> Short task: Please convert each of the following entries into a JSON list of strings, one string per line, leaving out any blank lines.

◆ ◆ ◆

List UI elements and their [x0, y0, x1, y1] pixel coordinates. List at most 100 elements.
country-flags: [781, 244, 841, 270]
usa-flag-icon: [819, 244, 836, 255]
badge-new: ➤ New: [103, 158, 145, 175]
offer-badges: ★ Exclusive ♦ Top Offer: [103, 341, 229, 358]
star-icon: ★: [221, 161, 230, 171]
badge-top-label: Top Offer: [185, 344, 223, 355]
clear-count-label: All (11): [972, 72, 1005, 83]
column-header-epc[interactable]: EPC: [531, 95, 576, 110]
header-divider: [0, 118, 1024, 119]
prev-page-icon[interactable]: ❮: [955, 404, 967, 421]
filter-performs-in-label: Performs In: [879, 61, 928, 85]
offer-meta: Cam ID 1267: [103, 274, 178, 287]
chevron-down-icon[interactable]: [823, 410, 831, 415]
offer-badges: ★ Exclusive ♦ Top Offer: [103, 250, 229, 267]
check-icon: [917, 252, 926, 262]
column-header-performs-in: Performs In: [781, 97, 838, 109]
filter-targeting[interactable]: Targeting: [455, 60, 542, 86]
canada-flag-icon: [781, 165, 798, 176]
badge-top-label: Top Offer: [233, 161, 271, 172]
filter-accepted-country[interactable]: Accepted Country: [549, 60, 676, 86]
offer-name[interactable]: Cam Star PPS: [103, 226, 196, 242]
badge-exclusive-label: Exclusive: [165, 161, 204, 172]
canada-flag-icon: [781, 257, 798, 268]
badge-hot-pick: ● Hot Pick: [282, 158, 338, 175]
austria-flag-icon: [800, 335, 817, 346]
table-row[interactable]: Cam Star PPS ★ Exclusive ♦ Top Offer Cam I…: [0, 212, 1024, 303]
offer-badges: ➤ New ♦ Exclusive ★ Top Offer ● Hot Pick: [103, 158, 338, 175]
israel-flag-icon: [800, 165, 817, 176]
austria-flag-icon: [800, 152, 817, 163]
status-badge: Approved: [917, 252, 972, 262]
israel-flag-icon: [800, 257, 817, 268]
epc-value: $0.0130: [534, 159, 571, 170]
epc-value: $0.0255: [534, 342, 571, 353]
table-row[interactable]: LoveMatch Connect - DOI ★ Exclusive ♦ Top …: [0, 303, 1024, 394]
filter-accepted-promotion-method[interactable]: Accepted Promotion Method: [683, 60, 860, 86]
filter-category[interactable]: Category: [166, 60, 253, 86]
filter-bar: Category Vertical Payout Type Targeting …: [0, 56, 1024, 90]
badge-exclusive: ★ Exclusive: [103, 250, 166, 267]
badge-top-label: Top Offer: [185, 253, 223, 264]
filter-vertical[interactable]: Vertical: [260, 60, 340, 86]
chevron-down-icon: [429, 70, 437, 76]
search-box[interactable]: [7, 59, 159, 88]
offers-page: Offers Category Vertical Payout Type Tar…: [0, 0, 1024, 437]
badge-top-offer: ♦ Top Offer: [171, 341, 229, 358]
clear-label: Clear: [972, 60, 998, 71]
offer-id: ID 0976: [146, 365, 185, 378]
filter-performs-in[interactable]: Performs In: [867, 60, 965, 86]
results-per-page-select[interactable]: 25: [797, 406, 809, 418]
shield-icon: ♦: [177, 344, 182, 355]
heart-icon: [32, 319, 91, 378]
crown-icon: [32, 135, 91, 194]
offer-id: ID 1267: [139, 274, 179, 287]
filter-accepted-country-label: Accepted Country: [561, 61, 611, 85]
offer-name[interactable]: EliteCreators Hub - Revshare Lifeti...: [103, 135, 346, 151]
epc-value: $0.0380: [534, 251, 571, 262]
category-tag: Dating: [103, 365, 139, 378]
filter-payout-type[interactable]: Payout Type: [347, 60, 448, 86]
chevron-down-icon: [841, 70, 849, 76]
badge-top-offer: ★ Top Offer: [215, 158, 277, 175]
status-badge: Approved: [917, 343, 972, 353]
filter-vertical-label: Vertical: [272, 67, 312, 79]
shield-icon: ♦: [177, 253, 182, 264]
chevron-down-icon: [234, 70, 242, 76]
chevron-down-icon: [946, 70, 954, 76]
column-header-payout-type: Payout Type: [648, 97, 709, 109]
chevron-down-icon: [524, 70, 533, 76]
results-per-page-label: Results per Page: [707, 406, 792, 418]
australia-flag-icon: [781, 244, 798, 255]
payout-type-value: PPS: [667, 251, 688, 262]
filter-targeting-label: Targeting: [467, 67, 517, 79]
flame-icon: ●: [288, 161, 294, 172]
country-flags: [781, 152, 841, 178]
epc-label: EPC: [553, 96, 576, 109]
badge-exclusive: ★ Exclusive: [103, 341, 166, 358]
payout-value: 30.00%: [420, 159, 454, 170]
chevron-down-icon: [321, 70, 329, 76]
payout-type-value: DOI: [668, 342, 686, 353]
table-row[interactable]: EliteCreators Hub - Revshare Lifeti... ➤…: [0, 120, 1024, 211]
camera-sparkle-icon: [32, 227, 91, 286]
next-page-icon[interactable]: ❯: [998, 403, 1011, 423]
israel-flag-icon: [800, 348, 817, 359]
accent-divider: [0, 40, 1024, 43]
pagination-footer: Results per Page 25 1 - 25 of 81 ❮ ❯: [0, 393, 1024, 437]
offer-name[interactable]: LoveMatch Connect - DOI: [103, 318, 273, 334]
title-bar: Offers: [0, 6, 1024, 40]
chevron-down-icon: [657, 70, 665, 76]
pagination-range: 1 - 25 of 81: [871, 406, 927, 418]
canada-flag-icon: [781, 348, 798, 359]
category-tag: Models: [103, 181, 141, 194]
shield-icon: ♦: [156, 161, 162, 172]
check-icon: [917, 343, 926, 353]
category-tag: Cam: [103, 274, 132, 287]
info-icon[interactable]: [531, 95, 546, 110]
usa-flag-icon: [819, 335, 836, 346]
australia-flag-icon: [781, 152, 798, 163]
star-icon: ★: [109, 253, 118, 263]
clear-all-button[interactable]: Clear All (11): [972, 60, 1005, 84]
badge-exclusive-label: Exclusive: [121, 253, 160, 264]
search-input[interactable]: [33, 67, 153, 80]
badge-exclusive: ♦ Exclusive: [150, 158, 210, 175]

◆ ◆ ◆

> Output:
[
  "List UI elements and their [x0, y0, x1, y1] pixel coordinates. List at most 100 elements.",
  "country-flags: [781, 244, 841, 270]",
  "usa-flag-icon: [819, 244, 836, 255]",
  "badge-new: ➤ New: [103, 158, 145, 175]",
  "offer-badges: ★ Exclusive ♦ Top Offer: [103, 341, 229, 358]",
  "star-icon: ★: [221, 161, 230, 171]",
  "badge-top-label: Top Offer: [185, 344, 223, 355]",
  "clear-count-label: All (11): [972, 72, 1005, 83]",
  "column-header-epc[interactable]: EPC: [531, 95, 576, 110]",
  "header-divider: [0, 118, 1024, 119]",
  "prev-page-icon[interactable]: ❮: [955, 404, 967, 421]",
  "filter-performs-in-label: Performs In: [879, 61, 928, 85]",
  "offer-meta: Cam ID 1267: [103, 274, 178, 287]",
  "chevron-down-icon[interactable]: [823, 410, 831, 415]",
  "offer-badges: ★ Exclusive ♦ Top Offer: [103, 250, 229, 267]",
  "check-icon: [917, 252, 926, 262]",
  "column-header-performs-in: Performs In: [781, 97, 838, 109]",
  "filter-targeting[interactable]: Targeting: [455, 60, 542, 86]",
  "canada-flag-icon: [781, 165, 798, 176]",
  "badge-top-label: Top Offer: [233, 161, 271, 172]",
  "filter-accepted-country[interactable]: Accepted Country: [549, 60, 676, 86]",
  "offer-name[interactable]: Cam Star PPS: [103, 226, 196, 242]",
  "badge-exclusive-label: Exclusive: [165, 161, 204, 172]",
  "canada-flag-icon: [781, 257, 798, 268]",
  "badge-hot-pick: ● Hot Pick: [282, 158, 338, 175]",
  "austria-flag-icon: [800, 335, 817, 346]",
  "table-row[interactable]: Cam Star PPS ★ Exclusive ♦ Top Offer Cam I…: [0, 212, 1024, 303]",
  "offer-badges: ➤ New ♦ Exclusive ★ Top Offer ● Hot Pick: [103, 158, 338, 175]",
  "israel-flag-icon: [800, 165, 817, 176]",
  "austria-flag-icon: [800, 152, 817, 163]",
  "status-badge: Approved: [917, 252, 972, 262]",
  "israel-flag-icon: [800, 257, 817, 268]",
  "epc-value: $0.0130: [534, 159, 571, 170]",
  "epc-value: $0.0255: [534, 342, 571, 353]",
  "table-row[interactable]: LoveMatch Connect - DOI ★ Exclusive ♦ Top …: [0, 303, 1024, 394]",
  "filter-accepted-promotion-method[interactable]: Accepted Promotion Method: [683, 60, 860, 86]",
  "filter-category[interactable]: Category: [166, 60, 253, 86]",
  "filter-bar: Category Vertical Payout Type Targeting …: [0, 56, 1024, 90]",
  "badge-exclusive: ★ Exclusive: [103, 250, 166, 267]",
  "badge-top-label: Top Offer: [185, 253, 223, 264]",
  "filter-vertical[interactable]: Vertical: [260, 60, 340, 86]",
  "chevron-down-icon: [429, 70, 437, 76]",
  "search-box[interactable]: [7, 59, 159, 88]",
  "offers-page: Offers Category Vertical Payout Type Tar…: [0, 0, 1024, 437]",
  "badge-top-offer: ♦ Top Offer: [171, 341, 229, 358]",
  "clear-label: Clear: [972, 60, 998, 71]",
  "offer-id: ID 0976: [146, 365, 185, 378]",
  "filter-performs-in[interactable]: Performs In: [867, 60, 965, 86]",
  "results-per-page-select[interactable]: 25: [797, 406, 809, 418]",
  "shield-icon: ♦: [177, 344, 182, 355]",
  "heart-icon: [32, 319, 91, 378]",
  "crown-icon: [32, 135, 91, 194]",
  "offer-id: ID 1267: [139, 274, 179, 287]",
  "filter-accepted-country-label: Accepted Country: [561, 61, 611, 85]",
  "offer-name[interactable]: EliteCreators Hub - Revshare Lifeti...: [103, 135, 346, 151]",
  "epc-value: $0.0380: [534, 251, 571, 262]",
  "category-tag: Dating: [103, 365, 139, 378]",
  "filter-payout-type[interactable]: Payout Type: [347, 60, 448, 86]",
  "chevron-down-icon: [841, 70, 849, 76]",
  "badge-top-offer: ★ Top Offer: [215, 158, 277, 175]",
  "status-badge: Approved: [917, 343, 972, 353]",
  "filter-vertical-label: Vertical: [272, 67, 312, 79]",
  "shield-icon: ♦: [177, 253, 182, 264]",
  "chevron-down-icon: [234, 70, 242, 76]",
  "chevron-down-icon: [946, 70, 954, 76]",
  "column-header-payout-type: Payout Type: [648, 97, 709, 109]",
  "chevron-down-icon: [524, 70, 533, 76]",
  "results-per-page-label: Results per Page: [707, 406, 792, 418]",
  "australia-flag-icon: [781, 244, 798, 255]",
  "payout-type-value: PPS: [667, 251, 688, 262]",
  "filter-targeting-label: Targeting: [467, 67, 517, 79]",
  "flame-icon: ●: [288, 161, 294, 172]",
  "country-flags: [781, 152, 841, 178]",
  "epc-label: EPC: [553, 96, 576, 109]",
  "badge-exclusive: ★ Exclusive: [103, 341, 166, 358]",
  "payout-value: 30.00%: [420, 159, 454, 170]",
  "chevron-down-icon: [321, 70, 329, 76]",
  "payout-type-value: DOI: [668, 342, 686, 353]",
  "table-row[interactable]: EliteCreators Hub - Revshare Lifeti... ➤…: [0, 120, 1024, 211]",
  "camera-sparkle-icon: [32, 227, 91, 286]",
  "next-page-icon[interactable]: ❯: [998, 403, 1011, 423]",
  "israel-flag-icon: [800, 348, 817, 359]",
  "accent-divider: [0, 40, 1024, 43]",
  "pagination-footer: Results per Page 25 1 - 25 of 81 ❮ ❯: [0, 393, 1024, 437]",
  "offer-name[interactable]: LoveMatch Connect - DOI: [103, 318, 273, 334]",
  "title-bar: Offers: [0, 6, 1024, 40]",
  "chevron-down-icon: [657, 70, 665, 76]",
  "pagination-range: 1 - 25 of 81: [871, 406, 927, 418]",
  "canada-flag-icon: [781, 348, 798, 359]",
  "category-tag: Models: [103, 181, 141, 194]",
  "shield-icon: ♦: [156, 161, 162, 172]",
  "check-icon: [917, 343, 926, 353]",
  "category-tag: Cam: [103, 274, 132, 287]",
  "info-icon[interactable]: [531, 95, 546, 110]",
  "usa-flag-icon: [819, 335, 836, 346]",
  "australia-flag-icon: [781, 152, 798, 163]",
  "star-icon: ★: [109, 253, 118, 263]",
  "clear-all-button[interactable]: Clear All (11): [972, 60, 1005, 84]",
  "badge-exclusive-label: Exclusive: [121, 253, 160, 264]",
  "search-input[interactable]: [33, 67, 153, 80]",
  "badge-exclusive: ♦ Exclusive: [150, 158, 210, 175]"
]